§ WHAT IS ASKED
Starting at the line with "Output a JSON", copy each line through the last one below exactly as written, without any pictures.

§ PROVIDED RECORDS
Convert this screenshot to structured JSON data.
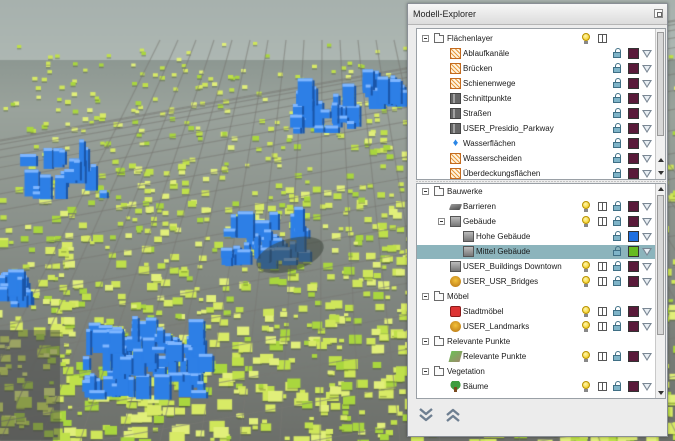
{
  "panel": {
    "title": "Modell-Explorer"
  },
  "icons": {
    "dock": "dock-float-icon",
    "expand_down": "double-chevron-down-icon",
    "collapse_up": "double-chevron-up-icon"
  },
  "tree_top": {
    "root": {
      "label": "Flächenlayer"
    },
    "items": [
      {
        "label": "Ablaufkanäle",
        "icon": "hatch-area-icon",
        "color": "#5a1a3a"
      },
      {
        "label": "Brücken",
        "icon": "hatch-area-icon",
        "color": "#5a1a3a"
      },
      {
        "label": "Schienenwege",
        "icon": "hatch-area-icon",
        "color": "#5a1a3a"
      },
      {
        "label": "Schnittpunkte",
        "icon": "road-icon",
        "color": "#5a1a3a"
      },
      {
        "label": "Straßen",
        "icon": "road-icon",
        "color": "#5a1a3a"
      },
      {
        "label": "USER_Presidio_Parkway",
        "icon": "road-icon",
        "color": "#5a1a3a"
      },
      {
        "label": "Wasserflächen",
        "icon": "water-drop-icon",
        "color": "#5a1a3a"
      },
      {
        "label": "Wasserscheiden",
        "icon": "hatch-area-icon",
        "color": "#5a1a3a"
      },
      {
        "label": "Überdeckungsflächen",
        "icon": "hatch-area-icon",
        "color": "#5a1a3a"
      }
    ]
  },
  "tree_bottom": {
    "groups": [
      {
        "label": "Bauwerke",
        "items": [
          {
            "label": "Barrieren",
            "icon": "wall-icon",
            "color": "#5a1a3a"
          },
          {
            "label": "Gebäude",
            "icon": "building-icon",
            "color": "#5a1a3a",
            "children": [
              {
                "label": "Hohe Gebäude",
                "icon": "building-icon",
                "color": "#1f6fe0"
              },
              {
                "label": "Mittel Gebäude",
                "icon": "building-icon",
                "color": "#66bb22",
                "selected": true
              }
            ]
          },
          {
            "label": "USER_Buildings Downtown",
            "icon": "building-icon",
            "color": "#5a1a3a"
          },
          {
            "label": "USER_USR_Bridges",
            "icon": "landmark-icon",
            "color": "#5a1a3a"
          }
        ]
      },
      {
        "label": "Möbel",
        "items": [
          {
            "label": "Stadtmöbel",
            "icon": "bench-icon",
            "color": "#5a1a3a"
          },
          {
            "label": "USER_Landmarks",
            "icon": "landmark-icon",
            "color": "#5a1a3a"
          }
        ]
      },
      {
        "label": "Relevante Punkte",
        "items": [
          {
            "label": "Relevante Punkte",
            "icon": "poi-icon",
            "color": "#5a1a3a"
          }
        ]
      },
      {
        "label": "Vegetation",
        "items": [
          {
            "label": "Bäume",
            "icon": "tree-icon",
            "color": "#5a1a3a"
          }
        ]
      }
    ]
  }
}
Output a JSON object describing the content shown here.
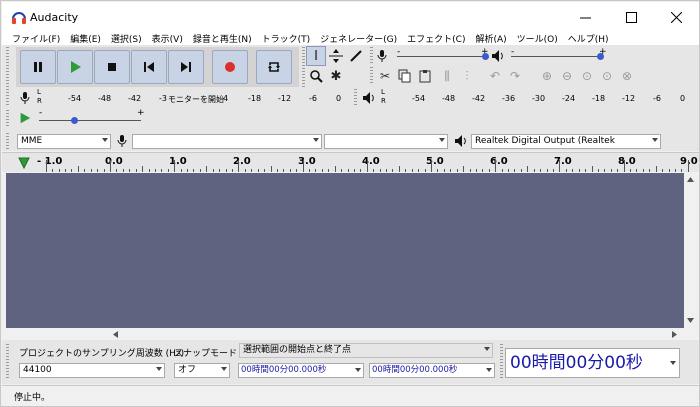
{
  "window": {
    "title": "Audacity"
  },
  "menu": [
    "ファイル(F)",
    "編集(E)",
    "選択(S)",
    "表示(V)",
    "録音と再生(N)",
    "トラック(T)",
    "ジェネレーター(G)",
    "エフェクト(C)",
    "解析(A)",
    "ツール(O)",
    "ヘルプ(H)"
  ],
  "meters": {
    "record_scale": [
      "-54",
      "-48",
      "-42",
      "-3",
      "モニターを開始",
      "4",
      "-18",
      "-12",
      "-6",
      "0"
    ],
    "play_scale": [
      "-54",
      "-48",
      "-42",
      "-36",
      "-30",
      "-24",
      "-18",
      "-12",
      "-6",
      "0"
    ],
    "lr_left": "L",
    "lr_right": "R"
  },
  "mixer": {
    "minus": "-",
    "plus": "+"
  },
  "devices": {
    "host": "MME",
    "recording_device": "",
    "recording_channels": "",
    "playback_device": "Realtek Digital Output (Realtek"
  },
  "ruler": {
    "labels": [
      "- 1.0",
      "0.0",
      "1.0",
      "2.0",
      "3.0",
      "4.0",
      "5.0",
      "6.0",
      "7.0",
      "8.0",
      "9.0"
    ]
  },
  "selection": {
    "rate_label": "プロジェクトのサンプリング周波数 (Hz)",
    "snap_label": "スナップモード",
    "range_label": "選択範囲の開始点と終了点",
    "rate_value": "44100",
    "snap_value": "オフ",
    "start_time": "00時間00分00.000秒",
    "end_time": "00時間00分00.000秒",
    "audio_position": "00時間00分00秒"
  },
  "status": {
    "text": "停止中。"
  },
  "colors": {
    "accent": "#3a5bd0",
    "track_bg": "#5f6380",
    "button_face": "#c8d3e6",
    "record_red": "#d9302e",
    "play_green": "#2e9b3a"
  }
}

§ REPLY
Output a JSON object describing the content shown here.
{
  "window": {
    "title": "Audacity"
  },
  "menu": [
    "ファイル(F)",
    "編集(E)",
    "選択(S)",
    "表示(V)",
    "録音と再生(N)",
    "トラック(T)",
    "ジェネレーター(G)",
    "エフェクト(C)",
    "解析(A)",
    "ツール(O)",
    "ヘルプ(H)"
  ],
  "meters": {
    "record_scale": [
      "-54",
      "-48",
      "-42",
      "-3",
      "モニターを開始",
      "4",
      "-18",
      "-12",
      "-6",
      "0"
    ],
    "play_scale": [
      "-54",
      "-48",
      "-42",
      "-36",
      "-30",
      "-24",
      "-18",
      "-12",
      "-6",
      "0"
    ],
    "lr_left": "L",
    "lr_right": "R"
  },
  "mixer": {
    "minus": "-",
    "plus": "+"
  },
  "devices": {
    "host": "MME",
    "recording_device": "",
    "recording_channels": "",
    "playback_device": "Realtek Digital Output (Realtek"
  },
  "ruler": {
    "labels": [
      "- 1.0",
      "0.0",
      "1.0",
      "2.0",
      "3.0",
      "4.0",
      "5.0",
      "6.0",
      "7.0",
      "8.0",
      "9.0"
    ]
  },
  "selection": {
    "rate_label": "プロジェクトのサンプリング周波数 (Hz)",
    "snap_label": "スナップモード",
    "range_label": "選択範囲の開始点と終了点",
    "rate_value": "44100",
    "snap_value": "オフ",
    "start_time": "00時間00分00.000秒",
    "end_time": "00時間00分00.000秒",
    "audio_position": "00時間00分00秒"
  },
  "status": {
    "text": "停止中。"
  },
  "colors": {
    "accent": "#3a5bd0",
    "track_bg": "#5f6380",
    "button_face": "#c8d3e6",
    "record_red": "#d9302e",
    "play_green": "#2e9b3a"
  }
}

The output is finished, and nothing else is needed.